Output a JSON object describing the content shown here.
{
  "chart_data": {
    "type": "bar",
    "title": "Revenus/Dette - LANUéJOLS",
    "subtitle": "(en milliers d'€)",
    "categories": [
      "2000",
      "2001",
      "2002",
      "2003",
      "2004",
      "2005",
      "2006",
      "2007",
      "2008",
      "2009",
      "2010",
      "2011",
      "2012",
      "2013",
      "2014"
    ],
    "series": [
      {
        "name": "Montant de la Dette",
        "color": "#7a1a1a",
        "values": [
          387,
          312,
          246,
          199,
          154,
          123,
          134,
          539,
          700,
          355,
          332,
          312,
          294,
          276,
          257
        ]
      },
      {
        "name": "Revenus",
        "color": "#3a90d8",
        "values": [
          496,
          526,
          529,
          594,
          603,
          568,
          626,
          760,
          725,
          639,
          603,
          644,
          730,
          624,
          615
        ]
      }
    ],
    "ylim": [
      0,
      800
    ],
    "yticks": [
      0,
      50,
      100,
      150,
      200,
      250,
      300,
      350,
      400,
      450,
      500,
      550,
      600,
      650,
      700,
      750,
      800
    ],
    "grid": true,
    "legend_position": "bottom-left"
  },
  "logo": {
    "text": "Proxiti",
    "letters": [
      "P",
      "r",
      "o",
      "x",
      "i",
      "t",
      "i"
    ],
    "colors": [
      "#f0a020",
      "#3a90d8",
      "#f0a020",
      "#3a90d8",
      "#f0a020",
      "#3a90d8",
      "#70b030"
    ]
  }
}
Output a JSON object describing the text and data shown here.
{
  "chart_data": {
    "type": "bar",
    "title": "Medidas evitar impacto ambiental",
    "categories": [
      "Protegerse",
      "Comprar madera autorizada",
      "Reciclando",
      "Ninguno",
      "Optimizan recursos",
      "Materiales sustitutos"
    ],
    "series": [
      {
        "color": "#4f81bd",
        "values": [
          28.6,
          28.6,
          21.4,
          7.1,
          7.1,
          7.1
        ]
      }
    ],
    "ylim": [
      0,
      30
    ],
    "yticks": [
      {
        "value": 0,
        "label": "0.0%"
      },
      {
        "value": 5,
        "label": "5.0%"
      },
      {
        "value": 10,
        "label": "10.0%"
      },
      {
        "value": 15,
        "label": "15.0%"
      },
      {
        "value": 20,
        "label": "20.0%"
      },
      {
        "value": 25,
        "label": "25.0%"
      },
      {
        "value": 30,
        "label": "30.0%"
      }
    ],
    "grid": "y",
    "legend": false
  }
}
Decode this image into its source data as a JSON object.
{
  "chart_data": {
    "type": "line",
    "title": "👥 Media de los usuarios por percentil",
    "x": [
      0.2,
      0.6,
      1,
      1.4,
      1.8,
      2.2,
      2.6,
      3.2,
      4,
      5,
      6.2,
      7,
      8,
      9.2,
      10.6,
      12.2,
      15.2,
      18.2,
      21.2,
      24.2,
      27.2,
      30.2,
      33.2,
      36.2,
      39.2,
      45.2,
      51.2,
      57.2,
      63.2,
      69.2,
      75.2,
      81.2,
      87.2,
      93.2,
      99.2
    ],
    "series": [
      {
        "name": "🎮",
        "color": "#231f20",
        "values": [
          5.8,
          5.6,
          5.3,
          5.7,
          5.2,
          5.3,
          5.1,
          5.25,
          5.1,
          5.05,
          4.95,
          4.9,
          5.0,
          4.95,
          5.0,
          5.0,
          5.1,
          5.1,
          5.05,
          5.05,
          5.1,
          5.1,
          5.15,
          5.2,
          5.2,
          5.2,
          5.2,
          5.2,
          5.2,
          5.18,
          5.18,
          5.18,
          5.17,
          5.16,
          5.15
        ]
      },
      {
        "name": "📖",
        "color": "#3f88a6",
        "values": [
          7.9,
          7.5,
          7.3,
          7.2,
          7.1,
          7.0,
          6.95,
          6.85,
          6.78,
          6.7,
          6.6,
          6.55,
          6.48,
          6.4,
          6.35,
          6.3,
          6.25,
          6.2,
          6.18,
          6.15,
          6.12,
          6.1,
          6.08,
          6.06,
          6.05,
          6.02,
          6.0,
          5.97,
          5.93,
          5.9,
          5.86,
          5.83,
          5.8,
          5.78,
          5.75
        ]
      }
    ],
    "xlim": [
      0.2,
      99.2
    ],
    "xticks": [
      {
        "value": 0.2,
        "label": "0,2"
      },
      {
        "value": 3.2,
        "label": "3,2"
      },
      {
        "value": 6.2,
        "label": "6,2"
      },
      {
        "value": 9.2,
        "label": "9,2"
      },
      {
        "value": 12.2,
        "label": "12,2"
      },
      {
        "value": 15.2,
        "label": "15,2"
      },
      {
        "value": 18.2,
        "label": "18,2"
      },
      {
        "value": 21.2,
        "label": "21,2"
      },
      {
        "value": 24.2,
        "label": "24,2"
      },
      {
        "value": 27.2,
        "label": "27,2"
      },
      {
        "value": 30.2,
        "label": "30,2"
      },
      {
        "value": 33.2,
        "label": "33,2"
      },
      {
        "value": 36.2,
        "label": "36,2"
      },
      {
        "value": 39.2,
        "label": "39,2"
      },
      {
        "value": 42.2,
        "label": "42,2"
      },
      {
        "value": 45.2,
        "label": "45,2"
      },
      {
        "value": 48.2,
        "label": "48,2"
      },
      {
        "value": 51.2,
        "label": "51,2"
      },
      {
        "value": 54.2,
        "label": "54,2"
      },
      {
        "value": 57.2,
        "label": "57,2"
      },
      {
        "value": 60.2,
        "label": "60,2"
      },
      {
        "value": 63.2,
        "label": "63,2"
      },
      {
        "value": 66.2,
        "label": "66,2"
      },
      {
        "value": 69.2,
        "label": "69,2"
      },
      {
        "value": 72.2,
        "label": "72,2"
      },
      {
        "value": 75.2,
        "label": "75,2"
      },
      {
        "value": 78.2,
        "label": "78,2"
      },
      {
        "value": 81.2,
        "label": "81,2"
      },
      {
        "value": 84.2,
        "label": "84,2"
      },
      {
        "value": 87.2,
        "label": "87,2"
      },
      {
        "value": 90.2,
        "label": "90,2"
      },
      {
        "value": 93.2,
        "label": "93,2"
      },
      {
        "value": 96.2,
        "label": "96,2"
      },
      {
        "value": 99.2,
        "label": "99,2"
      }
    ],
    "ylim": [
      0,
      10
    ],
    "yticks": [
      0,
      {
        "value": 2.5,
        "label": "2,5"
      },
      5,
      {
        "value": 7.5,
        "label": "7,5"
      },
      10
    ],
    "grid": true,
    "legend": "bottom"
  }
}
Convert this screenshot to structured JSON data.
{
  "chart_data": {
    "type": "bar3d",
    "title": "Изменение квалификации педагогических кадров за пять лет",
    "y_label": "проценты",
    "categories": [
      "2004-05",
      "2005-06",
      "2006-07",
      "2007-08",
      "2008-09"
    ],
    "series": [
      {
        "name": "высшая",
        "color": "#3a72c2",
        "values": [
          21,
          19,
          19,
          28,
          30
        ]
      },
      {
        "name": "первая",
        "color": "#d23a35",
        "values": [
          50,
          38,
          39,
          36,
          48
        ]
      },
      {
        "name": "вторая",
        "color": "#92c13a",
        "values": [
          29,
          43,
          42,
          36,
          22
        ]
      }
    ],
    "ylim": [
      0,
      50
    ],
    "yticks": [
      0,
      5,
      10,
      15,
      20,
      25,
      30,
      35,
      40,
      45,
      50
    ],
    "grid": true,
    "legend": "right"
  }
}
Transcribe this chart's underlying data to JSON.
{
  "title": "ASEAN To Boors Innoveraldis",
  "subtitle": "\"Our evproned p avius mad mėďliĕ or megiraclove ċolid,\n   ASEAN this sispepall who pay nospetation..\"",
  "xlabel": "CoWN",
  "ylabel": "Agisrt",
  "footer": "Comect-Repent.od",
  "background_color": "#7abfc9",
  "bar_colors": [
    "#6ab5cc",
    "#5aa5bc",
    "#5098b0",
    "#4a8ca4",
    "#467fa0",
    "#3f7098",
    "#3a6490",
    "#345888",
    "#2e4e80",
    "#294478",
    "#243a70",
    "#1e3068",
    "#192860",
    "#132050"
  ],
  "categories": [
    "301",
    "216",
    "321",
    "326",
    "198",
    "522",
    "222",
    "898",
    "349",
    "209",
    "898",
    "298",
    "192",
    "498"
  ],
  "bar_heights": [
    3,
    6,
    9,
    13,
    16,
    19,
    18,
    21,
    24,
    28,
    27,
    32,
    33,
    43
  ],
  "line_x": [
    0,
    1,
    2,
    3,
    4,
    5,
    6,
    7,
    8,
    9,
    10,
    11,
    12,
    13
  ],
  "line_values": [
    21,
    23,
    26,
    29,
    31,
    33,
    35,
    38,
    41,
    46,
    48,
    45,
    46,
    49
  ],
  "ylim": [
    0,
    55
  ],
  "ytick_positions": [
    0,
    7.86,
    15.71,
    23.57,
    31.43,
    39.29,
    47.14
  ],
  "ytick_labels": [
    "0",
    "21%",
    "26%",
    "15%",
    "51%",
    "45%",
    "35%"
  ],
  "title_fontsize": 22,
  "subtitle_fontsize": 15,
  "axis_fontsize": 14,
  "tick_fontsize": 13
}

• • • •

Set down, unchanged, the line that contains "Transcribe this chart's" together with every later line in the records, through the last one.

=== Complete output ===
Transcribe this chart's underlying data to JSON.
{
  "title": "ASEAN To Boors Innoveraldis",
  "subtitle": "\"Our evproned p avius mad mėďliĕ or megiraclove ċolid,\n   ASEAN this sispepall who pay nospetation..\"",
  "xlabel": "CoWN",
  "ylabel": "Agisrt",
  "footer": "Comect-Repent.od",
  "background_color": "#7abfc9",
  "bar_colors": [
    "#6ab5cc",
    "#5aa5bc",
    "#5098b0",
    "#4a8ca4",
    "#467fa0",
    "#3f7098",
    "#3a6490",
    "#345888",
    "#2e4e80",
    "#294478",
    "#243a70",
    "#1e3068",
    "#192860",
    "#132050"
  ],
  "categories": [
    "301",
    "216",
    "321",
    "326",
    "198",
    "522",
    "222",
    "898",
    "349",
    "209",
    "898",
    "298",
    "192",
    "498"
  ],
  "bar_heights": [
    3,
    6,
    9,
    13,
    16,
    19,
    18,
    21,
    24,
    28,
    27,
    32,
    33,
    43
  ],
  "line_x": [
    0,
    1,
    2,
    3,
    4,
    5,
    6,
    7,
    8,
    9,
    10,
    11,
    12,
    13
  ],
  "line_values": [
    21,
    23,
    26,
    29,
    31,
    33,
    35,
    38,
    41,
    46,
    48,
    45,
    46,
    49
  ],
  "ylim": [
    0,
    55
  ],
  "ytick_positions": [
    0,
    7.86,
    15.71,
    23.57,
    31.43,
    39.29,
    47.14
  ],
  "ytick_labels": [
    "0",
    "21%",
    "26%",
    "15%",
    "51%",
    "45%",
    "35%"
  ],
  "title_fontsize": 22,
  "subtitle_fontsize": 15,
  "axis_fontsize": 14,
  "tick_fontsize": 13
}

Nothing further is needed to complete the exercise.